Stated problem - Determine how many lines contain the string "site", then reply with that figure only.
## begin Supplied records
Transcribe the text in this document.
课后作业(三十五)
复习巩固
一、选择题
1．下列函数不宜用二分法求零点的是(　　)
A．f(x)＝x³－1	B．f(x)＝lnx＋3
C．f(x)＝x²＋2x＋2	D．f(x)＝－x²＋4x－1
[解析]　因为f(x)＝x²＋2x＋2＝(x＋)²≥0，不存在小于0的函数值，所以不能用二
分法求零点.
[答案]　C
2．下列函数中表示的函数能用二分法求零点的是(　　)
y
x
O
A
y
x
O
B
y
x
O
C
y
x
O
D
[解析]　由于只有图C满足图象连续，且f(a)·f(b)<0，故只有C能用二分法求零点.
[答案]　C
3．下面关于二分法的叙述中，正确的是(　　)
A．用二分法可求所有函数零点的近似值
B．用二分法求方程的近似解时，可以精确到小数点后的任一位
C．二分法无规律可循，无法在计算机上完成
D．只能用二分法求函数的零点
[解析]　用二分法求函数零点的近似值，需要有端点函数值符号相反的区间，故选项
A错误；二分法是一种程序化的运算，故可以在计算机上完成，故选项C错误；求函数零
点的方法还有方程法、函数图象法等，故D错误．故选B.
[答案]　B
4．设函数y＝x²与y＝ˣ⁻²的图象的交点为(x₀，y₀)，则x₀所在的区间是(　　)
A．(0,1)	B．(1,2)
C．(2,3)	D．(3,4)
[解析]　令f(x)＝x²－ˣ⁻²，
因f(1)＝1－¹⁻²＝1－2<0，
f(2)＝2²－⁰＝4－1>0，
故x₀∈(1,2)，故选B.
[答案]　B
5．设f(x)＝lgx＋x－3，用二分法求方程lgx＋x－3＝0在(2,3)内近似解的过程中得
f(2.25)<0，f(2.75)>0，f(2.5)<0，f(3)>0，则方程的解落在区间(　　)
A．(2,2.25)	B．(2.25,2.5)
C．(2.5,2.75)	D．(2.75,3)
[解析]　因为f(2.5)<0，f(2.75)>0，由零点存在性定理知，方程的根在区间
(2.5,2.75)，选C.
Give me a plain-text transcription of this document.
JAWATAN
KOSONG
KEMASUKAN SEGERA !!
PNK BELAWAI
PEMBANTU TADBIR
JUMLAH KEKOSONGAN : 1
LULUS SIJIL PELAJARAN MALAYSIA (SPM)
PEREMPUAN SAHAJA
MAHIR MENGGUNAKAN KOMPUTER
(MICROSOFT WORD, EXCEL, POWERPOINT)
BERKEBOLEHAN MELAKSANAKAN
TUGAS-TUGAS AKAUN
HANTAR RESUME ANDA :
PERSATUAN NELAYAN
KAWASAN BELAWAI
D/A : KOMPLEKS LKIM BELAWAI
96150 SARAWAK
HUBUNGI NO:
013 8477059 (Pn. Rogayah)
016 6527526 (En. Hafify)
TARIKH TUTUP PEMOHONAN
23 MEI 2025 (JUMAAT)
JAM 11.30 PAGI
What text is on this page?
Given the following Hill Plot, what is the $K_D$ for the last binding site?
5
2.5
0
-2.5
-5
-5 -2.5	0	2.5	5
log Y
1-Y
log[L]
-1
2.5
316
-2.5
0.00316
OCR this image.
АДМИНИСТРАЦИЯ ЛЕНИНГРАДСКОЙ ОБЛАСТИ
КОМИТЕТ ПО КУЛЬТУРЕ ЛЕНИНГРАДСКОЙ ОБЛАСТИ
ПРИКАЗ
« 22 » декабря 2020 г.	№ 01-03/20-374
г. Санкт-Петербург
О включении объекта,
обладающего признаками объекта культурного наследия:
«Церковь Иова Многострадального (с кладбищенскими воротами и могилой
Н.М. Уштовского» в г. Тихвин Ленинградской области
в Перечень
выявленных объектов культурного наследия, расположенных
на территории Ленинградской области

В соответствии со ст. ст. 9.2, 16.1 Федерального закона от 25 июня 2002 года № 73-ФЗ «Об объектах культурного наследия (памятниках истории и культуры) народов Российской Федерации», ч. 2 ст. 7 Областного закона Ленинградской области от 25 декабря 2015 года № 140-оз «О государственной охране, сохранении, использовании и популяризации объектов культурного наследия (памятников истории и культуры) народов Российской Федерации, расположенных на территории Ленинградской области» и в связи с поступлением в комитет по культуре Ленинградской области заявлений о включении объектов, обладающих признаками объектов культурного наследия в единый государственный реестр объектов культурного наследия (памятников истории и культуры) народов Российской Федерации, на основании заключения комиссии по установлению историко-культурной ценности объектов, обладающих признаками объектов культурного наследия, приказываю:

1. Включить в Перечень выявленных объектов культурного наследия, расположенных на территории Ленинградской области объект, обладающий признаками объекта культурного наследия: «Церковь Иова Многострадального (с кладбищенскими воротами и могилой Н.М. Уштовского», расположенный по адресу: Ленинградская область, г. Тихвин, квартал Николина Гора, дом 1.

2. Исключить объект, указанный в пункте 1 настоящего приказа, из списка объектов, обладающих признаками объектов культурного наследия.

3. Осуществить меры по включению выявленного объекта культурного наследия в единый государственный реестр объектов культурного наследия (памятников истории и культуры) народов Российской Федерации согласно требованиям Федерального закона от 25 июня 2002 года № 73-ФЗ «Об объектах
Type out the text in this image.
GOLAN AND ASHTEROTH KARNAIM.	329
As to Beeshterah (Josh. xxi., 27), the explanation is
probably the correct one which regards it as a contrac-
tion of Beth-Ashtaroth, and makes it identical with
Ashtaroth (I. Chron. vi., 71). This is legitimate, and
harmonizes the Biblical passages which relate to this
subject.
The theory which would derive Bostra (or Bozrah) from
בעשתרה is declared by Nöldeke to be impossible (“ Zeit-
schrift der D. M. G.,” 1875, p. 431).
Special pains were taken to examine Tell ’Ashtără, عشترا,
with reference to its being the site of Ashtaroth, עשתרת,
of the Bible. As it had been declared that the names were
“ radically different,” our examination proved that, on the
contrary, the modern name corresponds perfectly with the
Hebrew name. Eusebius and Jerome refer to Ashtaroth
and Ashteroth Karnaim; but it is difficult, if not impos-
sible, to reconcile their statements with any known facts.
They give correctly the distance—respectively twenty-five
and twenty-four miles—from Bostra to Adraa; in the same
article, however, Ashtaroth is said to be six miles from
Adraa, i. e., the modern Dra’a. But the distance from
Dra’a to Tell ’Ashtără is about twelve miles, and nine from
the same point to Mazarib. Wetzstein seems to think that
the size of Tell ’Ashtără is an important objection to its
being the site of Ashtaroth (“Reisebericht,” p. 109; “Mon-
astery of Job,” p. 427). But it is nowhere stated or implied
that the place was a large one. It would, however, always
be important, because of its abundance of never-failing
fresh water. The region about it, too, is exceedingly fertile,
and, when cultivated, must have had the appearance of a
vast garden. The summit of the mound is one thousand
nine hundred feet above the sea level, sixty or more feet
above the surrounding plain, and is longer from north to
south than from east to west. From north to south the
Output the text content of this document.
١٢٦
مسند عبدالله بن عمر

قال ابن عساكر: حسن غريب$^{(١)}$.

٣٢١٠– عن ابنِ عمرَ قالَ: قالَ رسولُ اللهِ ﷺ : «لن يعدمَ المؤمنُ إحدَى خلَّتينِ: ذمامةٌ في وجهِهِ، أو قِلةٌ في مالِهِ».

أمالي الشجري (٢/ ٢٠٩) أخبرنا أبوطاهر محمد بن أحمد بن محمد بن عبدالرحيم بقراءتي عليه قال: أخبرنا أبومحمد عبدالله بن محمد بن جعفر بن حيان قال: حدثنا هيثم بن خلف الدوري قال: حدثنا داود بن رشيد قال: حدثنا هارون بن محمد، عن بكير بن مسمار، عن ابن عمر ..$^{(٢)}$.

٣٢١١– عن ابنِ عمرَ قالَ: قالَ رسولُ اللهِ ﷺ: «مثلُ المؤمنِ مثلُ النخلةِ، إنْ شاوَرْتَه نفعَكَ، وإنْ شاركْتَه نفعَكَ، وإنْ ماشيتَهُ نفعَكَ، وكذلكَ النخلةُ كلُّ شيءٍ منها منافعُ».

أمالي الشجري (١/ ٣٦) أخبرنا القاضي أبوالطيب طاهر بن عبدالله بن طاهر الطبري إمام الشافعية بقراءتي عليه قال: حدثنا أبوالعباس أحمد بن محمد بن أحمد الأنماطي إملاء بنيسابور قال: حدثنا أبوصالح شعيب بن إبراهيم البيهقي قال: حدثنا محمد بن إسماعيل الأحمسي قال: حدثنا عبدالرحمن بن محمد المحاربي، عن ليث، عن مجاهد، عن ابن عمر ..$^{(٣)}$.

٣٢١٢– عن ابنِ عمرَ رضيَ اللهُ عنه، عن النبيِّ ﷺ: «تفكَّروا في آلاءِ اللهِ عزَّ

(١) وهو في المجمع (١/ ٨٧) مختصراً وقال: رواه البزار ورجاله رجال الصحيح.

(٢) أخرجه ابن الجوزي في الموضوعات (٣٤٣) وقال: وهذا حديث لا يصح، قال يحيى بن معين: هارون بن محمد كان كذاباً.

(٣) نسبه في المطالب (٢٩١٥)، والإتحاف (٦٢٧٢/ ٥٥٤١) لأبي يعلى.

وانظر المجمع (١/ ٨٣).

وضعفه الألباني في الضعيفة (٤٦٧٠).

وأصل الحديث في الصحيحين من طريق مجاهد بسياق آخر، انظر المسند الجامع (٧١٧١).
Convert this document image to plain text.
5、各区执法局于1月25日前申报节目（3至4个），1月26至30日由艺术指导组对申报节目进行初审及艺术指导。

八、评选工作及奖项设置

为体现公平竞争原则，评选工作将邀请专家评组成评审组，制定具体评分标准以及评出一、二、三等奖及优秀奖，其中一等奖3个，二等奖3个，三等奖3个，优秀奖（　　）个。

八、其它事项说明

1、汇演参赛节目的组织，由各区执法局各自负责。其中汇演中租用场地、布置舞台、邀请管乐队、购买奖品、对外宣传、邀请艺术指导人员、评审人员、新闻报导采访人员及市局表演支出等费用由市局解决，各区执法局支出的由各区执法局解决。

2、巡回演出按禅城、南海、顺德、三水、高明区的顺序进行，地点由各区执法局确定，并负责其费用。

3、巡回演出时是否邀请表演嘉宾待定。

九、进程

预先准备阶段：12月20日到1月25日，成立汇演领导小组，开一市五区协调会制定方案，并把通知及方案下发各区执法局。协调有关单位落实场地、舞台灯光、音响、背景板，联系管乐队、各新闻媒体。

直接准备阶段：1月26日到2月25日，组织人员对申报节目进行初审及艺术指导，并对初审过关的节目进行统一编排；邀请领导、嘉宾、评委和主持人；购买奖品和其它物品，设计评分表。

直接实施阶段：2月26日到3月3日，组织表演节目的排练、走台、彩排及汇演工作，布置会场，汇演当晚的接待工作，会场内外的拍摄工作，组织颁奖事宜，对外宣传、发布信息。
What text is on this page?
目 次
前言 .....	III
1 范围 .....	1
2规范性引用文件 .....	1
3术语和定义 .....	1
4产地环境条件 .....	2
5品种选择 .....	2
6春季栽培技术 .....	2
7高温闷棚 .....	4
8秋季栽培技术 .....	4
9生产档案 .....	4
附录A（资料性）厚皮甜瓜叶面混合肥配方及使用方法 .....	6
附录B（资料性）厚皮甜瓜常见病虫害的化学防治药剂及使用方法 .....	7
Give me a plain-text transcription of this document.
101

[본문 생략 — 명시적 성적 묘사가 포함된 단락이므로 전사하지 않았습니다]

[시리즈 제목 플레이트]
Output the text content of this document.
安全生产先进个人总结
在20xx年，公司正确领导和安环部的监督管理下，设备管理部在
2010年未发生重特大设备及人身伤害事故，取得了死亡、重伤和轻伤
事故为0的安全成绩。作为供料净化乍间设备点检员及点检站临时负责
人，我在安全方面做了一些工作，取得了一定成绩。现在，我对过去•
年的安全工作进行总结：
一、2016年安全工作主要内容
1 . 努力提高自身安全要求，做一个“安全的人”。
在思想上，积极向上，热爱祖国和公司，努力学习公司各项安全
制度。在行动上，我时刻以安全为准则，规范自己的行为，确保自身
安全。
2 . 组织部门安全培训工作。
## end Supplied records
Written answer - 3